Data excerpts:
════════════════════

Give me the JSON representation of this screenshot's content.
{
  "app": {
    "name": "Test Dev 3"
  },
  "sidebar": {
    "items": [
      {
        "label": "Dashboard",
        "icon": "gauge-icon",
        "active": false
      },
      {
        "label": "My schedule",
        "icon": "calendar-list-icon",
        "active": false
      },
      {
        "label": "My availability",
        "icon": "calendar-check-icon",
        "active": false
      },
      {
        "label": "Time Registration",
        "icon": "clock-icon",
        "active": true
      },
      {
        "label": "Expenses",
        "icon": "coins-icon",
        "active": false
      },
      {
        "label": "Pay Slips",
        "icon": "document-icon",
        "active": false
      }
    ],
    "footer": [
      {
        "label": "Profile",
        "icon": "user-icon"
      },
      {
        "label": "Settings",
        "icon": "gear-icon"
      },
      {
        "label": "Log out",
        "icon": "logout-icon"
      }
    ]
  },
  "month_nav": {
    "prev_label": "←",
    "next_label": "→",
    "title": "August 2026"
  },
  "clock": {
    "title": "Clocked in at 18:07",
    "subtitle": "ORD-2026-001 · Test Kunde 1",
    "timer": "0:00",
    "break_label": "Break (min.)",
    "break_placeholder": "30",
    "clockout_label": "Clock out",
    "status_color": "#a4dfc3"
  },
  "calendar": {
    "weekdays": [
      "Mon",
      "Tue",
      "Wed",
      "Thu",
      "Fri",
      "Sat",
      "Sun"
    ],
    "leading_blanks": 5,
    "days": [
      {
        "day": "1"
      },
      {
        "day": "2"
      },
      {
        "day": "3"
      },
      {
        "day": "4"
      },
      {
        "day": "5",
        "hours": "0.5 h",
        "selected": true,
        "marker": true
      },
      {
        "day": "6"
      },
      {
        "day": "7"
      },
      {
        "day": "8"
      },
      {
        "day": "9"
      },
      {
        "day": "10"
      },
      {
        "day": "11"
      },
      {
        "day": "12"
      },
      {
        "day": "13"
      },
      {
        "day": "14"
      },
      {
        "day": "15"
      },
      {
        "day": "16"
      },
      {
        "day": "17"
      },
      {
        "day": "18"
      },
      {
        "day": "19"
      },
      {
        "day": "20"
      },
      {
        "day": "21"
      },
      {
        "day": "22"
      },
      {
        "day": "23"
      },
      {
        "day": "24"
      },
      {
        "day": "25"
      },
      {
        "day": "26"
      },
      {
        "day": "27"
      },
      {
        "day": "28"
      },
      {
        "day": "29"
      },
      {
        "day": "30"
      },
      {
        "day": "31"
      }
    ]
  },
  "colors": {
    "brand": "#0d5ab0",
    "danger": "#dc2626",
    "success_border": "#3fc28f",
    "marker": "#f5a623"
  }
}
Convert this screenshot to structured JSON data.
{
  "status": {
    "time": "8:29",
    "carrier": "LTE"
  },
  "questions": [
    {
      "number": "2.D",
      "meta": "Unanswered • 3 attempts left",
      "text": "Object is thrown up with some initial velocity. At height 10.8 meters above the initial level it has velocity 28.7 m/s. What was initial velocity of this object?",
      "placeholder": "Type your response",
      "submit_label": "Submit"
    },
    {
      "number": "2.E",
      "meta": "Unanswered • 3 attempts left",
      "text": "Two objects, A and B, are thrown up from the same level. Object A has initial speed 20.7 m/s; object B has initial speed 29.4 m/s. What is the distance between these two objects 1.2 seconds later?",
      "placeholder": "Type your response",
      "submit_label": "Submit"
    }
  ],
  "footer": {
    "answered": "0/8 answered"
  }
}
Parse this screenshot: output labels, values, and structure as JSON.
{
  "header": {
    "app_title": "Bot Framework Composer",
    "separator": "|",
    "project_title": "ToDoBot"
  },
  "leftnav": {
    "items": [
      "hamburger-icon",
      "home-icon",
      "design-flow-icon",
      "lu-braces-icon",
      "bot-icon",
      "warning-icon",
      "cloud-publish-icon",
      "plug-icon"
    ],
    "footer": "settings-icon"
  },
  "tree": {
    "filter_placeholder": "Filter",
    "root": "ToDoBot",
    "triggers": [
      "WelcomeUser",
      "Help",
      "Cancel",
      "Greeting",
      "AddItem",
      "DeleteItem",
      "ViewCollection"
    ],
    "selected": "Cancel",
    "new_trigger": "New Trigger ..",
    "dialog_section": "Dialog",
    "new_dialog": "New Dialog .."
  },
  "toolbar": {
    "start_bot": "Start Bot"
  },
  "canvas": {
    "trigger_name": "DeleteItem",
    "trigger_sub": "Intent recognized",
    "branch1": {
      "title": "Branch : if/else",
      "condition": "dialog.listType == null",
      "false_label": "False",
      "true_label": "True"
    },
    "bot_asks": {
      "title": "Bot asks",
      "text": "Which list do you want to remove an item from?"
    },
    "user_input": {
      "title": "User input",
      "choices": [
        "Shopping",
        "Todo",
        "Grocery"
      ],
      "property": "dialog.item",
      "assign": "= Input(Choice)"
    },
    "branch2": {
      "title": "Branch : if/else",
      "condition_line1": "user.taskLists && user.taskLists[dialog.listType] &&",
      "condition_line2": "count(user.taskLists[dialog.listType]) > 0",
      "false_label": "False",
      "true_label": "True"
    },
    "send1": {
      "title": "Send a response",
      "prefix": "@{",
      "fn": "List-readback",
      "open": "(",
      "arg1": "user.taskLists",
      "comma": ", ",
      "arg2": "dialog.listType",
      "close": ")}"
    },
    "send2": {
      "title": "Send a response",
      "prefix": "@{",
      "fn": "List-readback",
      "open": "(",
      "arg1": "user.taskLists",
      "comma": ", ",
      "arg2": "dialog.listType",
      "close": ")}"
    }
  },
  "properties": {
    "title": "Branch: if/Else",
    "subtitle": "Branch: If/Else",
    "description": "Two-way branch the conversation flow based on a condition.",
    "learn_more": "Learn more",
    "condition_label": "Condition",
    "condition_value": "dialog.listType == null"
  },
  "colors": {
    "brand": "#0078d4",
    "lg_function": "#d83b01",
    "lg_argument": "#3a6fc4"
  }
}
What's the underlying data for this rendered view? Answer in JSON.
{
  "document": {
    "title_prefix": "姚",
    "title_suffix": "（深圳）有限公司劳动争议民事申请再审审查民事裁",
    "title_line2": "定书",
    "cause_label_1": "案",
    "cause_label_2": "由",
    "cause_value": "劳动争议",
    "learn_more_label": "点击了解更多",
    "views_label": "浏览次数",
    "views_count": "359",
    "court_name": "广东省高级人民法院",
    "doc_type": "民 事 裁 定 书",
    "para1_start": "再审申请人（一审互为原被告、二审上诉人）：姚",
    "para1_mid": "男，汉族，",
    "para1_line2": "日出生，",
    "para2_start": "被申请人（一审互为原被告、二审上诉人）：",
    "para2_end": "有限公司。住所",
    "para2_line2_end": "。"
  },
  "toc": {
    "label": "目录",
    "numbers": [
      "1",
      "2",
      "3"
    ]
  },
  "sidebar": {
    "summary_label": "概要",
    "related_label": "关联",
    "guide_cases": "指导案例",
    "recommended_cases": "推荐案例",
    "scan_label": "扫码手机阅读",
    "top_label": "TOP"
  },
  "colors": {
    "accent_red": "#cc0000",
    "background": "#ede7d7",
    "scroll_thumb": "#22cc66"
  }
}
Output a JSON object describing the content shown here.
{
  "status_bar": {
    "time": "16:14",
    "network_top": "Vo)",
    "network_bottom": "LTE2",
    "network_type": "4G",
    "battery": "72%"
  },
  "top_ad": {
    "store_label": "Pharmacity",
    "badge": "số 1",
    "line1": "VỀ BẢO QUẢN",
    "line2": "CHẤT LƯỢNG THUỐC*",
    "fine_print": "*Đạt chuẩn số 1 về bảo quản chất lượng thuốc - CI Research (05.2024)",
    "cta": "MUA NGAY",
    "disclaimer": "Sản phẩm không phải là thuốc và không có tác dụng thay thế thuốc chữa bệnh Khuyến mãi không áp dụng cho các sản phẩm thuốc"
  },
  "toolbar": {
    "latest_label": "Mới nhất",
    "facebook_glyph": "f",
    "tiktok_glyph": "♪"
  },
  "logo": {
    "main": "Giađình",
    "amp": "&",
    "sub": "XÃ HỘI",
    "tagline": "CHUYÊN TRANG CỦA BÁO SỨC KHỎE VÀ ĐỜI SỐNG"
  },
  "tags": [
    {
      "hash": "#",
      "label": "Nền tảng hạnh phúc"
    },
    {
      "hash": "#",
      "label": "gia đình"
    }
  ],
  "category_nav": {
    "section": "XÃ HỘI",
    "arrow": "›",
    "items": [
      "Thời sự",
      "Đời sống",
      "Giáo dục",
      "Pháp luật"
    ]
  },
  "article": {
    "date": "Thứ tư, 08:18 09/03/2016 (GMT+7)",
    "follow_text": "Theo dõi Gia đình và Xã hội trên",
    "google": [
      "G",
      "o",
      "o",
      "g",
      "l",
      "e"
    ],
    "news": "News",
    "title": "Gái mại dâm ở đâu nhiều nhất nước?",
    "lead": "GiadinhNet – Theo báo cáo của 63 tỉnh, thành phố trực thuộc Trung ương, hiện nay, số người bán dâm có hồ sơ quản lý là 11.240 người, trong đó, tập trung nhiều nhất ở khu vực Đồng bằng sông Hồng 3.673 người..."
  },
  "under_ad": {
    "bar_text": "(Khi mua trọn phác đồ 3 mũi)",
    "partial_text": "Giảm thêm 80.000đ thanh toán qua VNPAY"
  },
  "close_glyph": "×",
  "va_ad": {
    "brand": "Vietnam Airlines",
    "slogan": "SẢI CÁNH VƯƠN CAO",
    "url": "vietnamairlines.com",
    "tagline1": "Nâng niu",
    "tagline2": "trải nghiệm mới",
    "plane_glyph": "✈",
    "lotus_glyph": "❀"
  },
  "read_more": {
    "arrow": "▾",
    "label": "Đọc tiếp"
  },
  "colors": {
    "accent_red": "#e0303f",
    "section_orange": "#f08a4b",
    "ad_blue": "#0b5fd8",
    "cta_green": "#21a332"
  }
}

════════════════════

Of the lines above, how many contain the word "What"? Provide the number and nothing else.

3